[Dataset records on visual material]
START

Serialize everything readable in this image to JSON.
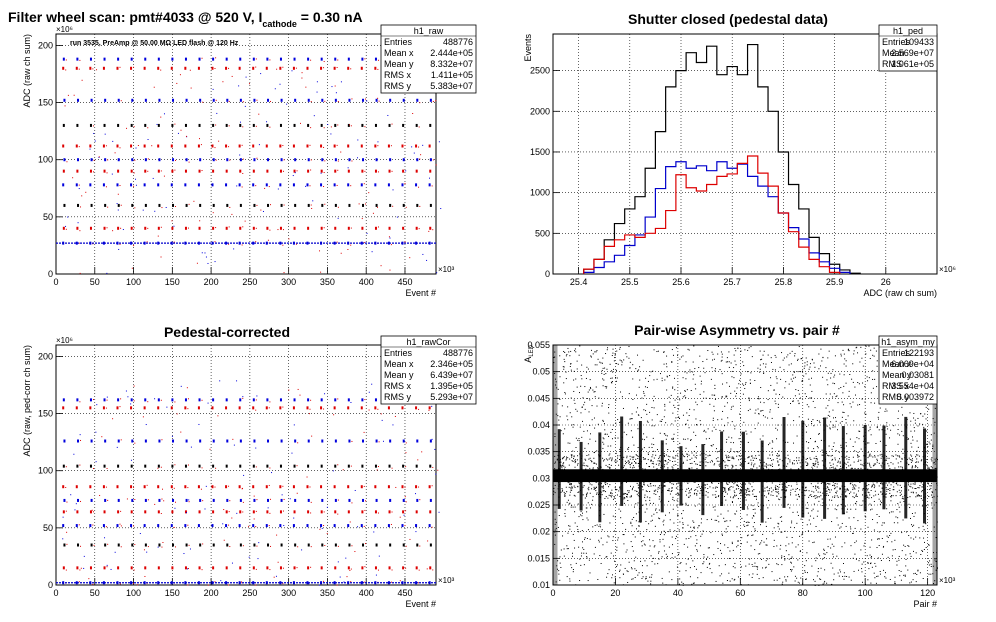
{
  "chart_data": [
    {
      "id": "h1_raw",
      "type": "scatter",
      "title_main": "Filter wheel scan: pmt#4033 @   520 V, I",
      "title_sub": "cathode",
      "title_tail": " = 0.30 nA",
      "annotation": "run 3535, PreAmp @ 50.00 MΩ LED flash @  120 Hz",
      "xlabel": "Event #",
      "ylabel": "ADC (raw ch sum)",
      "x_exponent": "×10³",
      "y_exponent": "×10⁶",
      "xlim": [
        0,
        490
      ],
      "ylim": [
        0,
        210
      ],
      "x_ticks": [
        0,
        50,
        100,
        150,
        200,
        250,
        300,
        350,
        400,
        450
      ],
      "y_ticks": [
        0,
        50,
        100,
        150,
        200
      ],
      "grid": true,
      "stats": {
        "name": "h1_raw",
        "rows": [
          [
            "Entries",
            "488776"
          ],
          [
            "Mean x",
            "2.444e+05"
          ],
          [
            "Mean y",
            "8.332e+07"
          ],
          [
            "RMS x",
            "1.411e+05"
          ],
          [
            "RMS y",
            "5.383e+07"
          ]
        ]
      },
      "levels": [
        27,
        40,
        60,
        78,
        90,
        100,
        112,
        130,
        152,
        180,
        188
      ],
      "period": 17.5,
      "x_start": 8
    },
    {
      "id": "h1_ped",
      "type": "line",
      "title": "Shutter closed (pedestal data)",
      "xlabel": "ADC (raw ch sum)",
      "ylabel": "Events",
      "x_exponent": "×10⁶",
      "xlim": [
        25.35,
        26.1
      ],
      "ylim": [
        0,
        2950
      ],
      "x_ticks": [
        25.4,
        25.5,
        25.6,
        25.7,
        25.8,
        25.9,
        26.0
      ],
      "x_tick_labels": [
        "25.4",
        "25.5",
        "25.6",
        "25.7",
        "25.8",
        "25.9",
        "26"
      ],
      "y_ticks": [
        0,
        500,
        1000,
        1500,
        2000,
        2500
      ],
      "grid": true,
      "stats": {
        "name": "h1_ped",
        "rows": [
          [
            "Entries",
            "109433"
          ],
          [
            "Mean",
            "2.569e+07"
          ],
          [
            "RMS",
            "1.061e+05"
          ]
        ]
      },
      "series": [
        {
          "color": "#000000",
          "x": [
            25.42,
            25.44,
            25.46,
            25.48,
            25.5,
            25.52,
            25.54,
            25.56,
            25.58,
            25.6,
            25.62,
            25.64,
            25.66,
            25.68,
            25.7,
            25.72,
            25.74,
            25.76,
            25.78,
            25.8,
            25.82,
            25.84,
            25.86,
            25.88,
            25.9,
            25.92,
            25.94
          ],
          "values": [
            60,
            180,
            420,
            620,
            800,
            950,
            1300,
            1750,
            2300,
            2500,
            2720,
            2600,
            2800,
            2450,
            2550,
            2450,
            2820,
            2300,
            2000,
            1500,
            1100,
            800,
            450,
            250,
            120,
            50,
            10
          ]
        },
        {
          "color": "#0000cc",
          "x": [
            25.42,
            25.44,
            25.46,
            25.48,
            25.5,
            25.52,
            25.54,
            25.56,
            25.58,
            25.6,
            25.62,
            25.64,
            25.66,
            25.68,
            25.7,
            25.72,
            25.74,
            25.76,
            25.78,
            25.8,
            25.82,
            25.84,
            25.86,
            25.88,
            25.9,
            25.92
          ],
          "values": [
            20,
            80,
            150,
            230,
            350,
            480,
            700,
            1050,
            1320,
            1380,
            1300,
            1330,
            1270,
            1380,
            1300,
            1350,
            1200,
            1080,
            950,
            750,
            570,
            430,
            260,
            150,
            70,
            20
          ]
        },
        {
          "color": "#dd0000",
          "x": [
            25.42,
            25.44,
            25.46,
            25.48,
            25.5,
            25.52,
            25.54,
            25.56,
            25.58,
            25.6,
            25.62,
            25.64,
            25.66,
            25.68,
            25.7,
            25.72,
            25.74,
            25.76,
            25.78,
            25.8,
            25.82,
            25.84,
            25.86,
            25.88,
            25.9
          ],
          "values": [
            60,
            180,
            340,
            420,
            480,
            450,
            500,
            560,
            780,
            1220,
            1060,
            1020,
            1100,
            1200,
            1230,
            1360,
            1450,
            1240,
            1080,
            750,
            520,
            330,
            180,
            90,
            20
          ]
        }
      ]
    },
    {
      "id": "h1_rawCor",
      "type": "scatter",
      "title": "Pedestal-corrected",
      "xlabel": "Event #",
      "ylabel": "ADC (raw, ped-corr ch sum)",
      "x_exponent": "×10³",
      "y_exponent": "×10⁶",
      "xlim": [
        0,
        490
      ],
      "ylim": [
        0,
        210
      ],
      "x_ticks": [
        0,
        50,
        100,
        150,
        200,
        250,
        300,
        350,
        400,
        450
      ],
      "y_ticks": [
        0,
        50,
        100,
        150,
        200
      ],
      "grid": true,
      "stats": {
        "name": "h1_rawCor",
        "rows": [
          [
            "Entries",
            "488776"
          ],
          [
            "Mean x",
            "2.346e+05"
          ],
          [
            "Mean y",
            "6.439e+07"
          ],
          [
            "RMS x",
            "1.395e+05"
          ],
          [
            "RMS y",
            "5.293e+07"
          ]
        ]
      },
      "levels": [
        2,
        15,
        35,
        52,
        64,
        74,
        86,
        104,
        126,
        155,
        162
      ],
      "period": 17.5,
      "x_start": 8
    },
    {
      "id": "h1_asym_my",
      "type": "scatter",
      "title": "Pair-wise Asymmetry vs. pair #",
      "xlabel": "Pair #",
      "ylabel": "A_LED",
      "x_exponent": "×10³",
      "xlim": [
        0,
        123
      ],
      "ylim": [
        0.01,
        0.055
      ],
      "x_ticks": [
        0,
        20,
        40,
        60,
        80,
        100,
        120
      ],
      "y_ticks": [
        0.01,
        0.015,
        0.02,
        0.025,
        0.03,
        0.035,
        0.04,
        0.045,
        0.05,
        0.055
      ],
      "grid": true,
      "stats": {
        "name": "h1_asym_my",
        "rows": [
          [
            "Entries",
            "122193"
          ],
          [
            "Mean x",
            "6.069e+04"
          ],
          [
            "Mean y",
            "0.03081"
          ],
          [
            "RMS x",
            "3.554e+04"
          ],
          [
            "RMS y",
            "0.003972"
          ]
        ]
      },
      "band_center": 0.0305,
      "spikes": [
        2,
        9,
        15,
        22,
        28,
        35,
        41,
        48,
        54,
        61,
        67,
        74,
        80,
        87,
        93,
        100,
        106,
        113,
        119
      ]
    }
  ]
}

END

In the listing above, find the lines holding the word "Pair" and copy them.

§ **Exercise result**
      "title": "Pair-wise Asymmetry vs. pair #",
      "xlabel": "Pair #",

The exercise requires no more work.